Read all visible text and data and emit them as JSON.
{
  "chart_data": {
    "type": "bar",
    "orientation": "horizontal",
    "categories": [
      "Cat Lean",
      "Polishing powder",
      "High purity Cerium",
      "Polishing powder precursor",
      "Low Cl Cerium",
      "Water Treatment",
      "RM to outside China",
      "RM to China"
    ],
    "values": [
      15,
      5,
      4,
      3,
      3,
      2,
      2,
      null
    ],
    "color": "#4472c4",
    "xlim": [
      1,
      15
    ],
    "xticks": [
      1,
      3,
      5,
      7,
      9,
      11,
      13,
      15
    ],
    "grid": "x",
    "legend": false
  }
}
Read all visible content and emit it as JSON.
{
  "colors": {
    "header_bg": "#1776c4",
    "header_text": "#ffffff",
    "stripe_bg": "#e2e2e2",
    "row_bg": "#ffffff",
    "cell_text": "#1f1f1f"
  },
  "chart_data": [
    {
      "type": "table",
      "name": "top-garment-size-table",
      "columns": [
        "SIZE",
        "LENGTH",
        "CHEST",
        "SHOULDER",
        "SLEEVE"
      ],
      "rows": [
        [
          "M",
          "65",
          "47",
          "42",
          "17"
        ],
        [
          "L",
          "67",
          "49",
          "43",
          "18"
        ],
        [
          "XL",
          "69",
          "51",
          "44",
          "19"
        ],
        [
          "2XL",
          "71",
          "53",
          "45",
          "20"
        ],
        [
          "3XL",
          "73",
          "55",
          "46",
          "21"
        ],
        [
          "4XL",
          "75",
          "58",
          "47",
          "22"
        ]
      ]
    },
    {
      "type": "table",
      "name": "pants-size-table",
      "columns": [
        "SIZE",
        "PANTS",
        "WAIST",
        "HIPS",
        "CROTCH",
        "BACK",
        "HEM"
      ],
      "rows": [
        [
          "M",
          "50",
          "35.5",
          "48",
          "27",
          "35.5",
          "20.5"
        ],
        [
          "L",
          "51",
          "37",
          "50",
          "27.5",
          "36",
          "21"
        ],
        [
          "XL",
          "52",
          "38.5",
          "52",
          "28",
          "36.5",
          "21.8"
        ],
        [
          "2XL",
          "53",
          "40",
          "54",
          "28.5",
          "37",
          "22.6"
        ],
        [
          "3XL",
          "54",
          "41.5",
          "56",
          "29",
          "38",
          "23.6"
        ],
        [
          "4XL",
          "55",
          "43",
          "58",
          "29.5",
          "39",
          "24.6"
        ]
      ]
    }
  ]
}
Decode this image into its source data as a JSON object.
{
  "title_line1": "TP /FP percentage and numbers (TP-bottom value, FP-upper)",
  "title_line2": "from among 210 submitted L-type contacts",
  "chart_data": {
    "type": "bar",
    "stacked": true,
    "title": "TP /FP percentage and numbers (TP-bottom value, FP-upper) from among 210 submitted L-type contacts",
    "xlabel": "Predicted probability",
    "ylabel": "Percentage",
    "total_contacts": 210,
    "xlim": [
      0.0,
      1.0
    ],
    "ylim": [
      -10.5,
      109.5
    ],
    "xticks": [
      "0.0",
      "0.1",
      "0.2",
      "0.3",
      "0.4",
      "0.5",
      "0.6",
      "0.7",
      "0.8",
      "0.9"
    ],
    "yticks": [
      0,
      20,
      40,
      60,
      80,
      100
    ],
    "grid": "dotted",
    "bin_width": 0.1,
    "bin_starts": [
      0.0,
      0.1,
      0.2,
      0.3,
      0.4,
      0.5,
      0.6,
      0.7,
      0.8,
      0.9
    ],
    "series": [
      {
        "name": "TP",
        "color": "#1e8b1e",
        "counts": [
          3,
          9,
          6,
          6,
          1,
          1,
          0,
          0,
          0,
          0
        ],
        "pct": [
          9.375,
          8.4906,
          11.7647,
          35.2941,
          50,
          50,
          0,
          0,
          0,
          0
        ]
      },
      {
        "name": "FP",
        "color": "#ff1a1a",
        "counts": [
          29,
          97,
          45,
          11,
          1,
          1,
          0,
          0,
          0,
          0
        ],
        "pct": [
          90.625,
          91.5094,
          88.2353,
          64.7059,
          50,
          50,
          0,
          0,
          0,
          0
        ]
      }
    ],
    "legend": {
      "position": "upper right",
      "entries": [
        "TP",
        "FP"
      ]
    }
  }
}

WHAT YOU WILL DO
Write out the records shown above, exactly as they appear.

OUTPUT
Read all visible text and data and emit them as JSON.
{
  "chart_data": {
    "type": "bar",
    "orientation": "horizontal",
    "categories": [
      "Cat Lean",
      "Polishing powder",
      "High purity Cerium",
      "Polishing powder precursor",
      "Low Cl Cerium",
      "Water Treatment",
      "RM to outside China",
      "RM to China"
    ],
    "values": [
      15,
      5,
      4,
      3,
      3,
      2,
      2,
      null
    ],
    "color": "#4472c4",
    "xlim": [
      1,
      15
    ],
    "xticks": [
      1,
      3,
      5,
      7,
      9,
      11,
      13,
      15
    ],
    "grid": "x",
    "legend": false
  }
}
Read all visible content and emit it as JSON.
{
  "colors": {
    "header_bg": "#1776c4",
    "header_text": "#ffffff",
    "stripe_bg": "#e2e2e2",
    "row_bg": "#ffffff",
    "cell_text": "#1f1f1f"
  },
  "chart_data": [
    {
      "type": "table",
      "name": "top-garment-size-table",
      "columns": [
        "SIZE",
        "LENGTH",
        "CHEST",
        "SHOULDER",
        "SLEEVE"
      ],
      "rows": [
        [
          "M",
          "65",
          "47",
          "42",
          "17"
        ],
        [
          "L",
          "67",
          "49",
          "43",
          "18"
        ],
        [
          "XL",
          "69",
          "51",
          "44",
          "19"
        ],
        [
          "2XL",
          "71",
          "53",
          "45",
          "20"
        ],
        [
          "3XL",
          "73",
          "55",
          "46",
          "21"
        ],
        [
          "4XL",
          "75",
          "58",
          "47",
          "22"
        ]
      ]
    },
    {
      "type": "table",
      "name": "pants-size-table",
      "columns": [
        "SIZE",
        "PANTS",
        "WAIST",
        "HIPS",
        "CROTCH",
        "BACK",
        "HEM"
      ],
      "rows": [
        [
          "M",
          "50",
          "35.5",
          "48",
          "27",
          "35.5",
          "20.5"
        ],
        [
          "L",
          "51",
          "37",
          "50",
          "27.5",
          "36",
          "21"
        ],
        [
          "XL",
          "52",
          "38.5",
          "52",
          "28",
          "36.5",
          "21.8"
        ],
        [
          "2XL",
          "53",
          "40",
          "54",
          "28.5",
          "37",
          "22.6"
        ],
        [
          "3XL",
          "54",
          "41.5",
          "56",
          "29",
          "38",
          "23.6"
        ],
        [
          "4XL",
          "55",
          "43",
          "58",
          "29.5",
          "39",
          "24.6"
        ]
      ]
    }
  ]
}
Decode this image into its source data as a JSON object.
{
  "title_line1": "TP /FP percentage and numbers (TP-bottom value, FP-upper)",
  "title_line2": "from among 210 submitted L-type contacts",
  "chart_data": {
    "type": "bar",
    "stacked": true,
    "title": "TP /FP percentage and numbers (TP-bottom value, FP-upper) from among 210 submitted L-type contacts",
    "xlabel": "Predicted probability",
    "ylabel": "Percentage",
    "total_contacts": 210,
    "xlim": [
      0.0,
      1.0
    ],
    "ylim": [
      -10.5,
      109.5
    ],
    "xticks": [
      "0.0",
      "0.1",
      "0.2",
      "0.3",
      "0.4",
      "0.5",
      "0.6",
      "0.7",
      "0.8",
      "0.9"
    ],
    "yticks": [
      0,
      20,
      40,
      60,
      80,
      100
    ],
    "grid": "dotted",
    "bin_width": 0.1,
    "bin_starts": [
      0.0,
      0.1,
      0.2,
      0.3,
      0.4,
      0.5,
      0.6,
      0.7,
      0.8,
      0.9
    ],
    "series": [
      {
        "name": "TP",
        "color": "#1e8b1e",
        "counts": [
          3,
          9,
          6,
          6,
          1,
          1,
          0,
          0,
          0,
          0
        ],
        "pct": [
          9.375,
          8.4906,
          11.7647,
          35.2941,
          50,
          50,
          0,
          0,
          0,
          0
        ]
      },
      {
        "name": "FP",
        "color": "#ff1a1a",
        "counts": [
          29,
          97,
          45,
          11,
          1,
          1,
          0,
          0,
          0,
          0
        ],
        "pct": [
          90.625,
          91.5094,
          88.2353,
          64.7059,
          50,
          50,
          0,
          0,
          0,
          0
        ]
      }
    ],
    "legend": {
      "position": "upper right",
      "entries": [
        "TP",
        "FP"
      ]
    }
  }
}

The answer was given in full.